* [Problem statement]:
Copy the data word for word, keeping every line.
++++++++++
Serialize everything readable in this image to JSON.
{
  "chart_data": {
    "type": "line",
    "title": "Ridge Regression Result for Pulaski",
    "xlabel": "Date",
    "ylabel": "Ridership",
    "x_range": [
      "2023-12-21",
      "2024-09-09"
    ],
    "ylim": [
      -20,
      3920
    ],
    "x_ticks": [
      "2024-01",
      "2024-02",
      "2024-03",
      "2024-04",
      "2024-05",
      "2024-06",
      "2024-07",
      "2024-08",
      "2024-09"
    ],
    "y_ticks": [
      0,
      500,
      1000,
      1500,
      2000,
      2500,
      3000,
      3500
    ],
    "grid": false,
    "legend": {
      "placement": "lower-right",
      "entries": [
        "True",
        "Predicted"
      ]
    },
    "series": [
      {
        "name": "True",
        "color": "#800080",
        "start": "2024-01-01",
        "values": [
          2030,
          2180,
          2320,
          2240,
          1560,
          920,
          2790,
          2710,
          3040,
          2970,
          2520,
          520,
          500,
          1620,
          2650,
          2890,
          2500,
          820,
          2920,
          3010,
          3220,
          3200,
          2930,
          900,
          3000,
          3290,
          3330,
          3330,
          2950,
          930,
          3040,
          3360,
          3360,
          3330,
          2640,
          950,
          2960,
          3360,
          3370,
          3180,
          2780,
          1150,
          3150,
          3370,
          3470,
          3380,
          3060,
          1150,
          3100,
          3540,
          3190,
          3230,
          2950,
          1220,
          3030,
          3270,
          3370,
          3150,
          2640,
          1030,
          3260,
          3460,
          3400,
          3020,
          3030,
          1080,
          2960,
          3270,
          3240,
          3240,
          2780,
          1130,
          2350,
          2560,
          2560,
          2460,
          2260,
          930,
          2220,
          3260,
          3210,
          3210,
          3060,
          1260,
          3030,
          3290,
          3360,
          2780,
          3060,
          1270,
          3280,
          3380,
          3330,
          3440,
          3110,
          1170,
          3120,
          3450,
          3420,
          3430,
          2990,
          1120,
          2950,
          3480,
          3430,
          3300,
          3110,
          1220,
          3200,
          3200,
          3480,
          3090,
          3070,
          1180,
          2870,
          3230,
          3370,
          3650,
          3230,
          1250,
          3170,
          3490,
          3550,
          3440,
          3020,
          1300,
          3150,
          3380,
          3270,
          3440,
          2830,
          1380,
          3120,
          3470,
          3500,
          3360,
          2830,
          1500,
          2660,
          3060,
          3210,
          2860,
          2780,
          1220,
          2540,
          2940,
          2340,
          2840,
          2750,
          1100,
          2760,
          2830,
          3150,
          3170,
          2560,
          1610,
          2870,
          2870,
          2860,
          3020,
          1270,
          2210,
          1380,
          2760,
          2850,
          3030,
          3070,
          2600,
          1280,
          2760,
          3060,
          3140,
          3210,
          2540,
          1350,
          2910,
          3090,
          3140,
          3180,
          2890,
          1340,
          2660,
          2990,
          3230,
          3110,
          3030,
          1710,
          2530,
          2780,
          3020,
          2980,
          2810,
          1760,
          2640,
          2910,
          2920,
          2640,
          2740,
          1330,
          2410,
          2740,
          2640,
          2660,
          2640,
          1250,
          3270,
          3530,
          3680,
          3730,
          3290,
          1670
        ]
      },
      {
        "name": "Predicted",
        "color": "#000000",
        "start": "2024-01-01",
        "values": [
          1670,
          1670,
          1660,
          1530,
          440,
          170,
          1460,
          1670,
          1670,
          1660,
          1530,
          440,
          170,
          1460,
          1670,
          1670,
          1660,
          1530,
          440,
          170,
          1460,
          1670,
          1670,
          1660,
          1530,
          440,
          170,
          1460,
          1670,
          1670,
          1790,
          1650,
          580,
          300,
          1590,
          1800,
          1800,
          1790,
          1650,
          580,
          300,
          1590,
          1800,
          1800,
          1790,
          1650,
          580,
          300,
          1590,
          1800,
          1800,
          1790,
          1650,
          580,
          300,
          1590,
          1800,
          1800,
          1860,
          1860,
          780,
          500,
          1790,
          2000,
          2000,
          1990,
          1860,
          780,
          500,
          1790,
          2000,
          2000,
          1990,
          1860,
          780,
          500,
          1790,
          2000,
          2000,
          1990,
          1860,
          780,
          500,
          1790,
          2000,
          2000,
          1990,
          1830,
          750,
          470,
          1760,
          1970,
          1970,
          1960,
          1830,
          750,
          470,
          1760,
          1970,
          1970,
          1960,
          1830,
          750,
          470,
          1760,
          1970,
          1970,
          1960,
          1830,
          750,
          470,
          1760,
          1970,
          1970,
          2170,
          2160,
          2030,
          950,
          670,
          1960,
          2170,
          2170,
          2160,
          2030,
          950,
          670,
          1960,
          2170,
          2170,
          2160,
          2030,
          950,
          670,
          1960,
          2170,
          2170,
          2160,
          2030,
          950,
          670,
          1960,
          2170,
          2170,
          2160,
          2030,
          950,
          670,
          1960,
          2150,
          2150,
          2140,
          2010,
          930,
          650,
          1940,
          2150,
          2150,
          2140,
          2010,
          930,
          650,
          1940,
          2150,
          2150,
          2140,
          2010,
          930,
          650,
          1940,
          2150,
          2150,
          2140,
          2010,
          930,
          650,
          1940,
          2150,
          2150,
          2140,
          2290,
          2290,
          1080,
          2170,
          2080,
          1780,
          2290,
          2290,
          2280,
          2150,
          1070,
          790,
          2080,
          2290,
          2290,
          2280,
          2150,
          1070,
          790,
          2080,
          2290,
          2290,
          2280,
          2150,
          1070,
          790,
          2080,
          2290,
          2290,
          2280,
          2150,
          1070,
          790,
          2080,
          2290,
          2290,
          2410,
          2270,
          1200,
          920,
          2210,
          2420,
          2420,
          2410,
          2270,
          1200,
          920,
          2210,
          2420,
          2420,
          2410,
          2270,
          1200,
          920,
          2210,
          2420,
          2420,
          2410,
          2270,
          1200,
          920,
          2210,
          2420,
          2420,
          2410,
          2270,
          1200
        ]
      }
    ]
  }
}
++++++++++
* [Solved problem]:
Serialize everything readable in this image to JSON.
{
  "chart_data": {
    "type": "line",
    "title": "Ridge Regression Result for Pulaski",
    "xlabel": "Date",
    "ylabel": "Ridership",
    "x_range": [
      "2023-12-21",
      "2024-09-09"
    ],
    "ylim": [
      -20,
      3920
    ],
    "x_ticks": [
      "2024-01",
      "2024-02",
      "2024-03",
      "2024-04",
      "2024-05",
      "2024-06",
      "2024-07",
      "2024-08",
      "2024-09"
    ],
    "y_ticks": [
      0,
      500,
      1000,
      1500,
      2000,
      2500,
      3000,
      3500
    ],
    "grid": false,
    "legend": {
      "placement": "lower-right",
      "entries": [
        "True",
        "Predicted"
      ]
    },
    "series": [
      {
        "name": "True",
        "color": "#800080",
        "start": "2024-01-01",
        "values": [
          2030,
          2180,
          2320,
          2240,
          1560,
          920,
          2790,
          2710,
          3040,
          2970,
          2520,
          520,
          500,
          1620,
          2650,
          2890,
          2500,
          820,
          2920,
          3010,
          3220,
          3200,
          2930,
          900,
          3000,
          3290,
          3330,
          3330,
          2950,
          930,
          3040,
          3360,
          3360,
          3330,
          2640,
          950,
          2960,
          3360,
          3370,
          3180,
          2780,
          1150,
          3150,
          3370,
          3470,
          3380,
          3060,
          1150,
          3100,
          3540,
          3190,
          3230,
          2950,
          1220,
          3030,
          3270,
          3370,
          3150,
          2640,
          1030,
          3260,
          3460,
          3400,
          3020,
          3030,
          1080,
          2960,
          3270,
          3240,
          3240,
          2780,
          1130,
          2350,
          2560,
          2560,
          2460,
          2260,
          930,
          2220,
          3260,
          3210,
          3210,
          3060,
          1260,
          3030,
          3290,
          3360,
          2780,
          3060,
          1270,
          3280,
          3380,
          3330,
          3440,
          3110,
          1170,
          3120,
          3450,
          3420,
          3430,
          2990,
          1120,
          2950,
          3480,
          3430,
          3300,
          3110,
          1220,
          3200,
          3200,
          3480,
          3090,
          3070,
          1180,
          2870,
          3230,
          3370,
          3650,
          3230,
          1250,
          3170,
          3490,
          3550,
          3440,
          3020,
          1300,
          3150,
          3380,
          3270,
          3440,
          2830,
          1380,
          3120,
          3470,
          3500,
          3360,
          2830,
          1500,
          2660,
          3060,
          3210,
          2860,
          2780,
          1220,
          2540,
          2940,
          2340,
          2840,
          2750,
          1100,
          2760,
          2830,
          3150,
          3170,
          2560,
          1610,
          2870,
          2870,
          2860,
          3020,
          1270,
          2210,
          1380,
          2760,
          2850,
          3030,
          3070,
          2600,
          1280,
          2760,
          3060,
          3140,
          3210,
          2540,
          1350,
          2910,
          3090,
          3140,
          3180,
          2890,
          1340,
          2660,
          2990,
          3230,
          3110,
          3030,
          1710,
          2530,
          2780,
          3020,
          2980,
          2810,
          1760,
          2640,
          2910,
          2920,
          2640,
          2740,
          1330,
          2410,
          2740,
          2640,
          2660,
          2640,
          1250,
          3270,
          3530,
          3680,
          3730,
          3290,
          1670
        ]
      },
      {
        "name": "Predicted",
        "color": "#000000",
        "start": "2024-01-01",
        "values": [
          1670,
          1670,
          1660,
          1530,
          440,
          170,
          1460,
          1670,
          1670,
          1660,
          1530,
          440,
          170,
          1460,
          1670,
          1670,
          1660,
          1530,
          440,
          170,
          1460,
          1670,
          1670,
          1660,
          1530,
          440,
          170,
          1460,
          1670,
          1670,
          1790,
          1650,
          580,
          300,
          1590,
          1800,
          1800,
          1790,
          1650,
          580,
          300,
          1590,
          1800,
          1800,
          1790,
          1650,
          580,
          300,
          1590,
          1800,
          1800,
          1790,
          1650,
          580,
          300,
          1590,
          1800,
          1800,
          1860,
          1860,
          780,
          500,
          1790,
          2000,
          2000,
          1990,
          1860,
          780,
          500,
          1790,
          2000,
          2000,
          1990,
          1860,
          780,
          500,
          1790,
          2000,
          2000,
          1990,
          1860,
          780,
          500,
          1790,
          2000,
          2000,
          1990,
          1830,
          750,
          470,
          1760,
          1970,
          1970,
          1960,
          1830,
          750,
          470,
          1760,
          1970,
          1970,
          1960,
          1830,
          750,
          470,
          1760,
          1970,
          1970,
          1960,
          1830,
          750,
          470,
          1760,
          1970,
          1970,
          2170,
          2160,
          2030,
          950,
          670,
          1960,
          2170,
          2170,
          2160,
          2030,
          950,
          670,
          1960,
          2170,
          2170,
          2160,
          2030,
          950,
          670,
          1960,
          2170,
          2170,
          2160,
          2030,
          950,
          670,
          1960,
          2170,
          2170,
          2160,
          2030,
          950,
          670,
          1960,
          2150,
          2150,
          2140,
          2010,
          930,
          650,
          1940,
          2150,
          2150,
          2140,
          2010,
          930,
          650,
          1940,
          2150,
          2150,
          2140,
          2010,
          930,
          650,
          1940,
          2150,
          2150,
          2140,
          2010,
          930,
          650,
          1940,
          2150,
          2150,
          2140,
          2290,
          2290,
          1080,
          2170,
          2080,
          1780,
          2290,
          2290,
          2280,
          2150,
          1070,
          790,
          2080,
          2290,
          2290,
          2280,
          2150,
          1070,
          790,
          2080,
          2290,
          2290,
          2280,
          2150,
          1070,
          790,
          2080,
          2290,
          2290,
          2280,
          2150,
          1070,
          790,
          2080,
          2290,
          2290,
          2410,
          2270,
          1200,
          920,
          2210,
          2420,
          2420,
          2410,
          2270,
          1200,
          920,
          2210,
          2420,
          2420,
          2410,
          2270,
          1200,
          920,
          2210,
          2420,
          2420,
          2410,
          2270,
          1200,
          920,
          2210,
          2420,
          2420,
          2410,
          2270,
          1200
        ]
      }
    ]
  }
}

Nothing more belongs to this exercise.